- [Requirement 1]
In the passage on § 362(a)(3), what does the turnover provision of § 542(a) apply to?
- [Requirement 2]
Reproduce the passage on § 362(a)(3) word for word, from "Webster's Dictionary defines" up to and including "(3d ed. 1981).".
- [Requirement 3]
Resume the passage on § 362(a)(3) after its last sentence, carrying on its argument.

- [Reading text]
----------------
That § 362(a)(3) is susceptible of a plausible interpretation contrary to that in Knaus is readily demonstrated. While each of the words "exercise" and "control" is clearly defined by Webster's, the significance of the phrase "to exercise control" in the Code is, at best, ambiguous, as evidenced by the split of authority cited above. And, absent any legislative history, Congress's intent in amending the Code to restrict such an act is equally undivinable. The turnover provision of § 542(a) applies to property in the "possession, custody or control" of a creditor. Similarly, § 362(a)(3) restricts both an act to "obtain possession" of the property and an act to "exercise control" over the property. Courts must give meaning to all words in the statute. Negonsott v. Samuels, 507 U.S. 99, 113 S.Ct. 1119, 122 L.Ed.2d 457 (1993). Accordingly, Congress must have thought that "control" differs from "possession" or "custody."
Webster's Dictionary defines the verb "control" in relevant part as "to exercise restraining or directing influence over: REGULATE, CURB . . . DOMINATE, RULE: have power over. . . ." The noun "control" is "the act or fact of controlling . . .: power or authority to guide or manage: directing or restraining domination . . . RESTRAINT, RESERVE . . . a means or method of controlling." "Exercise" is defined by Webster's in relevant part as "to bring into play: make effective in action . . .: bring to bear: EXERT. . . ." Webster's New International Dictionary 496-7, 795 (3d ed. 1981).
----------------
- [Dataset extract]
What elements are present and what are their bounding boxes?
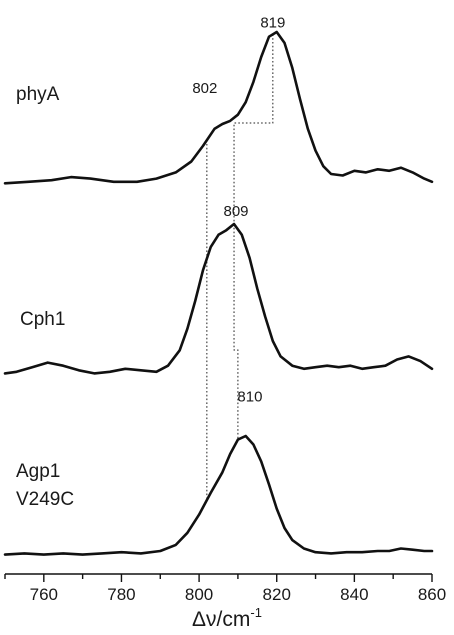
spectrum-2 (3, 434, 434, 556)
spectrum-curves (3, 30, 434, 556)
spectrum-1 (3, 222, 434, 375)
peak-labels: 819 802 809 810 (192, 15, 285, 406)
x-tick-label-860: 860 (418, 585, 446, 604)
series-label-1-0: Cph1 (20, 309, 65, 330)
peak-label-2-0: 810 (237, 389, 262, 406)
peak-label-1-0: 809 (224, 203, 249, 220)
x-axis-label-text: Δν/cm (192, 608, 250, 631)
peak-label-0-1: 802 (192, 80, 217, 97)
x-axis: 760 780 800 820 840 860 (4, 573, 446, 604)
peak-guide-lines (206, 34, 274, 501)
x-tick-label-780: 780 (107, 585, 135, 604)
x-axis-label-superscript: -1 (250, 605, 262, 620)
series-label-2-1: V249C (16, 489, 74, 510)
series-labels: phyA Cph1 Agp1 V249C (16, 84, 74, 510)
series-label-2-0: Agp1 (16, 461, 60, 482)
spectrum-0 (3, 30, 434, 185)
x-tick-label-800: 800 (185, 585, 213, 604)
series-label-0-0: phyA (16, 84, 60, 105)
peak-label-0-0: 819 (260, 15, 285, 32)
x-tick-label-840: 840 (340, 585, 368, 604)
x-axis-label: Δν/cm-1 (192, 605, 262, 631)
x-tick-label-820: 820 (263, 585, 291, 604)
guide-809-to-810 (233, 224, 239, 440)
x-tick-label-760: 760 (30, 585, 58, 604)
guide-819-to-809 (233, 34, 274, 224)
----------------
- [Reply 1]
Property in the "possession, custody or control" of a creditor.

- [Reply 2]
Webster's Dictionary defines the verb "control" in relevant part as "to exercise restraining or directing influence over: REGULATE, CURB . . . DOMINATE, RULE: have power over. . . ." The noun "control" is "the act or fact of controlling . . .: power or authority to guide or manage: directing or restraining domination . . . RESTRAINT, RESERVE . . . a means or method of controlling." "Exercise" is defined by Webster's in relevant part as "to bring into play: make effective in action . . .: bring to bear: EXERT. . . ." Webster's New International Dictionary 496-7, 795 (3d ed. 1981).

- [Reply 3]
In addressing the question of possession, the Code expressly restricts only obtaining possession of the property, rather than the passive act of simply continuing to possess it. In contrast to the act of passively retaining possession, the prohibited act of exercising control implies a more affirmative act by the creditor. As the Webster's definition indicates, the word exercise connotes the positive acts of bringing into play, making effective in action, bringing to bear, exerting. One commentator has commented that had Congress intended the amendment to § 362(a)(3) to require immediate turnover, "more passive language such as ` retain control' would be found in the revision to Section 362(a)(3) of the Code." See John C. Chobot, Some Bankruptcy Stay Metes and Bounds, 99 Com.L.J. 301, 309 (1994) (emphasis added). By the same logic, if Congress intended to prohibit creditors from holding property seized prepetition, it also could have barred an act to "retain possession." Read in this context, the prohibition against an act to exercise control does not reach the passive act of continuing to possess property.
The court concludes that the meaning of "exercise control" is ambiguous, at best.
This court finds the Knaus court's resolution of this ambiguity unsatisfactory because that court's interpretation leads to an inconsistent and illogical statutory scheme and would result in a dramatic shift in pre-Code and pre-amendment practice.
The effect of Knaus court's interpretation of § 362(a)(3) is completely to prevent creditors from retaining possession of seized property sought by the trustee. Procedurally, under the Knaus approach, the only appropriate non-sanctionable course of action for the secured creditor in possession of property of the debtor seized prepetition is to turn over the property to the estate immediately and thus waive the right to assert its defenses to turnover under § 542(a) until after the property has been turned over to the trustee pursuant to a motion for relief from stay under § 362(d) or a motion for adequate protection under § 363(e). See In re Ryan, 183 B.R. at 289. This proves too much.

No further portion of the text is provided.